* _What is expected_: Every line holding the string "name" should be gathered.

* _Task inputs_:

-- -- --

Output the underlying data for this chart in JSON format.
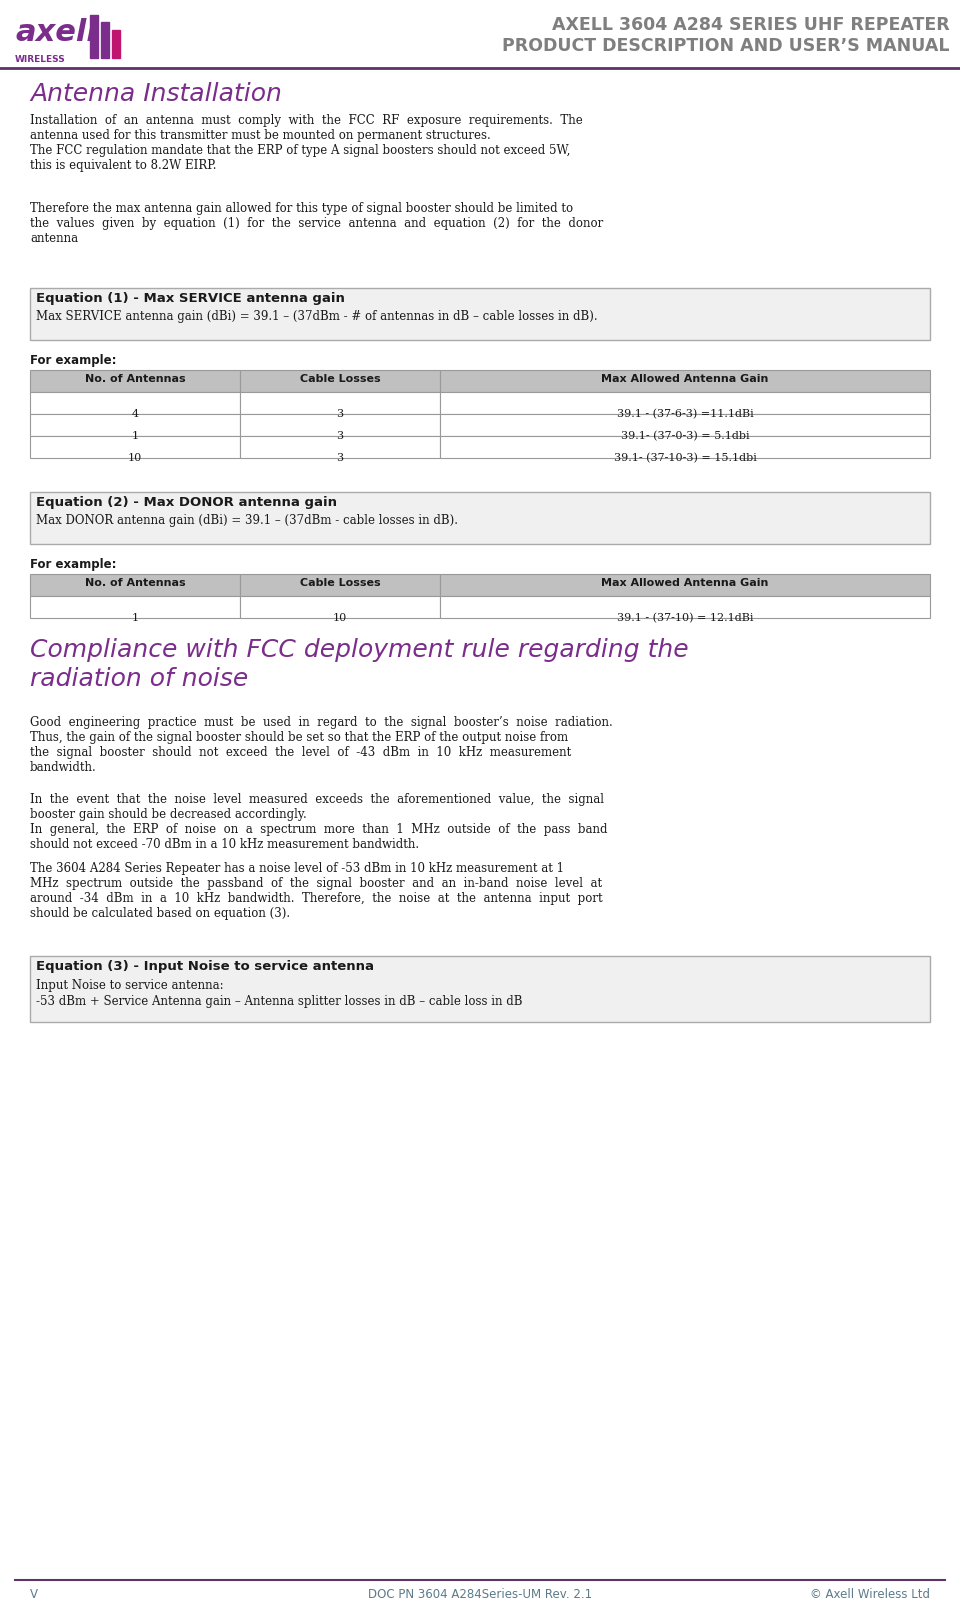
{
  "header_title1": "AXELL 3604 A284 SERIES UHF REPEATER",
  "header_title2": "PRODUCT DESCRIPTION AND USER’S MANUAL",
  "header_title_color": "#7f7f7f",
  "header_line_color": "#5c3566",
  "logo_text_axell": "axell",
  "logo_text_wireless": "WIRELESS",
  "logo_color_purple": "#7b2d8b",
  "logo_color_magenta": "#c0156e",
  "section1_title": "Antenna Installation",
  "section1_title_color": "#7b2d8b",
  "section1_para1": "Installation  of  an  antenna  must  comply  with  the  FCC  RF  exposure  requirements.  The\nantenna used for this transmitter must be mounted on permanent structures.\nThe FCC regulation mandate that the ERP of type A signal boosters should not exceed 5W,\nthis is equivalent to 8.2W EIRP.",
  "section1_para2": "Therefore the max antenna gain allowed for this type of signal booster should be limited to\nthe  values  given  by  equation  (1)  for  the  service  antenna  and  equation  (2)  for  the  donor\nantenna",
  "eq1_box_title": "Equation (1) - Max SERVICE antenna gain",
  "eq1_box_body": "Max SERVICE antenna gain (dBi) = 39.1 – (37dBm - # of antennas in dB – cable losses in dB).",
  "eq1_box_bg": "#f0f0f0",
  "eq1_box_border": "#aaaaaa",
  "for_example1": "For example:",
  "table1_headers": [
    "No. of Antennas",
    "Cable Losses",
    "Max Allowed Antenna Gain"
  ],
  "table1_rows": [
    [
      "4",
      "3",
      "39.1 - (37-6-3) =11.1dBi"
    ],
    [
      "1",
      "3",
      "39.1- (37-0-3) = 5.1dbi"
    ],
    [
      "10",
      "3",
      "39.1- (37-10-3) = 15.1dbi"
    ]
  ],
  "eq2_box_title": "Equation (2) - Max DONOR antenna gain",
  "eq2_box_body": "Max DONOR antenna gain (dBi) = 39.1 – (37dBm - cable losses in dB).",
  "for_example2": "For example:",
  "table2_headers": [
    "No. of Antennas",
    "Cable Losses",
    "Max Allowed Antenna Gain"
  ],
  "table2_rows": [
    [
      "1",
      "10",
      "39.1 - (37-10) = 12.1dBi"
    ]
  ],
  "section2_title": "Compliance with FCC deployment rule regarding the\nradiation of noise",
  "section2_title_color": "#7b2d8b",
  "section2_para1": "Good  engineering  practice  must  be  used  in  regard  to  the  signal  booster’s  noise  radiation.\nThus, the gain of the signal booster should be set so that the ERP of the output noise from\nthe  signal  booster  should  not  exceed  the  level  of  -43  dBm  in  10  kHz  measurement\nbandwidth.",
  "section2_para2": "In  the  event  that  the  noise  level  measured  exceeds  the  aforementioned  value,  the  signal\nbooster gain should be decreased accordingly.\nIn  general,  the  ERP  of  noise  on  a  spectrum  more  than  1  MHz  outside  of  the  pass  band\nshould not exceed -70 dBm in a 10 kHz measurement bandwidth.",
  "section2_para3": "The 3604 A284 Series Repeater has a noise level of -53 dBm in 10 kHz measurement at 1\nMHz  spectrum  outside  the  passband  of  the  signal  booster  and  an  in-band  noise  level  at\naround  -34  dBm  in  a  10  kHz  bandwidth.  Therefore,  the  noise  at  the  antenna  input  port\nshould be calculated based on equation (3).",
  "eq3_box_title": "Equation (3) - Input Noise to service antenna",
  "eq3_box_body1": "Input Noise to service antenna:",
  "eq3_box_body2": "-53 dBm + Service Antenna gain – Antenna splitter losses in dB – cable loss in dB",
  "eq3_box_bg": "#f0f0f0",
  "eq3_box_border": "#aaaaaa",
  "footer_left": "V",
  "footer_center": "DOC PN 3604 A284Series-UM Rev. 2.1",
  "footer_right": "© Axell Wireless Ltd",
  "footer_color": "#5c7a8c",
  "table_header_bg": "#c0c0c0",
  "table_row_bg": "#ffffff",
  "table_alt_bg": "#f5f5f5",
  "table_border": "#999999",
  "body_text_color": "#1a1a1a",
  "body_font_size": 8.5,
  "title_font_size": 18
}
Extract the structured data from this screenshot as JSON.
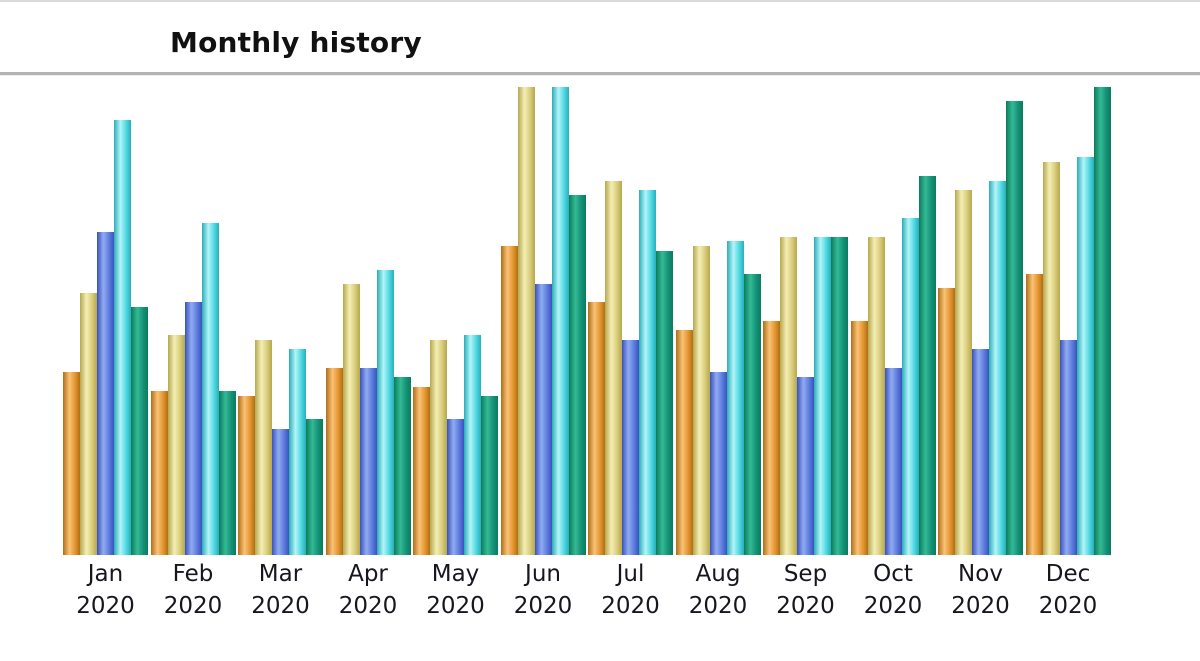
{
  "header": {
    "title": "Monthly history"
  },
  "chart_data": {
    "type": "bar",
    "title": "Monthly history",
    "subtitle": "",
    "xlabel": "",
    "ylabel": "",
    "year": "2020",
    "categories": [
      "Jan",
      "Feb",
      "Mar",
      "Apr",
      "May",
      "Jun",
      "Jul",
      "Aug",
      "Sep",
      "Oct",
      "Nov",
      "Dec"
    ],
    "x_tick_labels": [
      "Jan 2020",
      "Feb 2020",
      "Mar 2020",
      "Apr 2020",
      "May 2020",
      "Jun 2020",
      "Jul 2020",
      "Aug 2020",
      "Sep 2020",
      "Oct 2020",
      "Nov 2020",
      "Dec 2020"
    ],
    "series": [
      {
        "name": "orange-series",
        "colors": {
          "dark": "#b06e14",
          "light": "#f9c277",
          "mid": "#e3942f"
        },
        "values": [
          39,
          35,
          34,
          40,
          36,
          66,
          54,
          48,
          50,
          50,
          57,
          60
        ]
      },
      {
        "name": "khaki-series",
        "colors": {
          "dark": "#b5a84e",
          "light": "#f4eeb4",
          "mid": "#d8cb7a"
        },
        "values": [
          56,
          47,
          46,
          58,
          46,
          100,
          80,
          66,
          68,
          68,
          78,
          84
        ]
      },
      {
        "name": "blue-series",
        "colors": {
          "dark": "#3952bd",
          "light": "#91abf2",
          "mid": "#5c7bdc"
        },
        "values": [
          69,
          54,
          27,
          40,
          29,
          58,
          46,
          39,
          38,
          40,
          44,
          46
        ]
      },
      {
        "name": "cyan-series",
        "colors": {
          "dark": "#2aadb8",
          "light": "#b4f5f9",
          "mid": "#4fd8e2"
        },
        "values": [
          93,
          71,
          44,
          61,
          47,
          100,
          78,
          67,
          68,
          72,
          80,
          85
        ]
      },
      {
        "name": "teal-series",
        "colors": {
          "dark": "#0b7c5c",
          "light": "#33ba94",
          "mid": "#159178"
        },
        "values": [
          53,
          35,
          29,
          38,
          34,
          77,
          65,
          60,
          68,
          81,
          97,
          100
        ]
      }
    ],
    "ylim": [
      0,
      100
    ],
    "grid": false,
    "y_axis_visible": false,
    "x_axis_line_visible": false,
    "legend": {
      "visible": false
    },
    "bar_style": "cylindrical-gradient"
  },
  "layout_colors": {
    "background": "#ffffff",
    "divider": "#b3b3b3",
    "label_color": "#16161e",
    "title_color": "#111111"
  }
}
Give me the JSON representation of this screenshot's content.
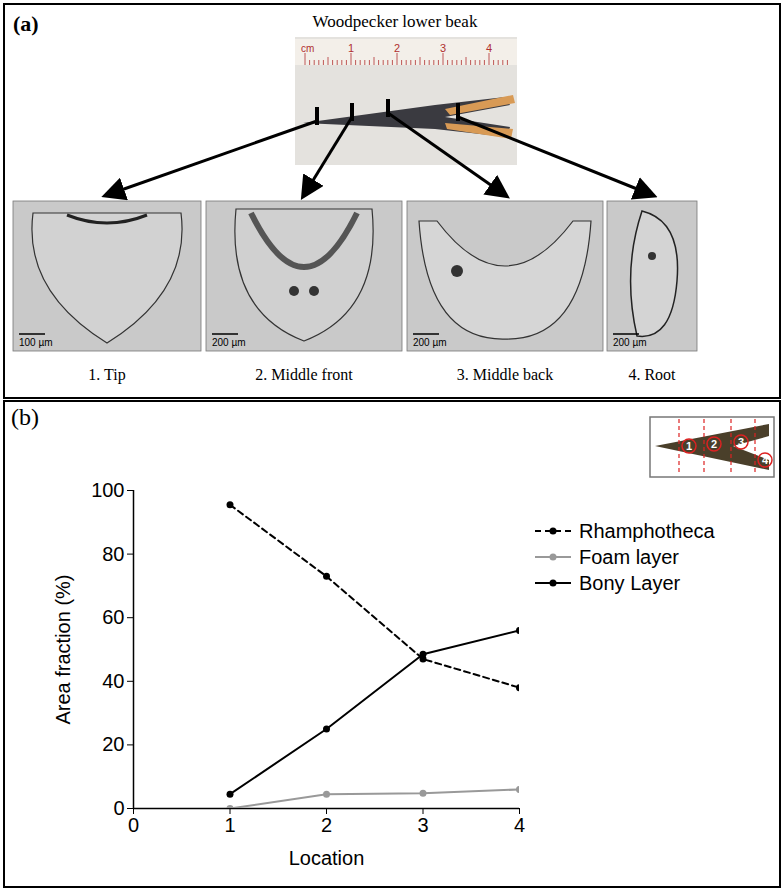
{
  "chart_data": {
    "type": "line",
    "x_label": "Location",
    "y_label": "Area fraction (%)",
    "x": [
      1,
      2,
      3,
      4
    ],
    "series": [
      {
        "name": "Rhamphotheca",
        "color": "#000000",
        "line_style": "dashed",
        "marker": "circle",
        "values": [
          95.5,
          73,
          47,
          38
        ]
      },
      {
        "name": "Foam layer",
        "color": "#999999",
        "line_style": "solid",
        "marker": "circle",
        "values": [
          0,
          4.5,
          4.8,
          6
        ]
      },
      {
        "name": "Bony Layer",
        "color": "#000000",
        "line_style": "solid",
        "marker": "circle",
        "values": [
          4.5,
          25,
          48.5,
          56
        ]
      }
    ],
    "xlim": [
      0,
      4
    ],
    "xticks": [
      0,
      1,
      2,
      3,
      4
    ],
    "ylim": [
      0,
      100
    ],
    "yticks": [
      0,
      20,
      40,
      60,
      80,
      100
    ],
    "grid": false,
    "legend": "right"
  },
  "panels": {
    "a": {
      "letter": "(a)",
      "title": "Woodpecker lower beak",
      "ruler": {
        "unit": "cm",
        "labels": [
          "1",
          "2",
          "3",
          "4"
        ]
      },
      "sections": [
        {
          "label": "1. Tip",
          "scale_bar": "100 µm"
        },
        {
          "label": "2. Middle front",
          "scale_bar": "200 µm"
        },
        {
          "label": "3. Middle back",
          "scale_bar": "200 µm"
        },
        {
          "label": "4. Root",
          "scale_bar": "200 µm"
        }
      ]
    },
    "b": {
      "letter": "(b)",
      "inset_labels": [
        "1",
        "2",
        "3",
        "4"
      ]
    }
  }
}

-- -- --

* _Output of the exercise_:
        "name": "orange-series",
        "name": "khaki-series",
        "name": "blue-series",
        "name": "cyan-series",
        "name": "teal-series",
        "name": "Rhamphotheca",
        "name": "Foam layer",
        "name": "Bony Layer",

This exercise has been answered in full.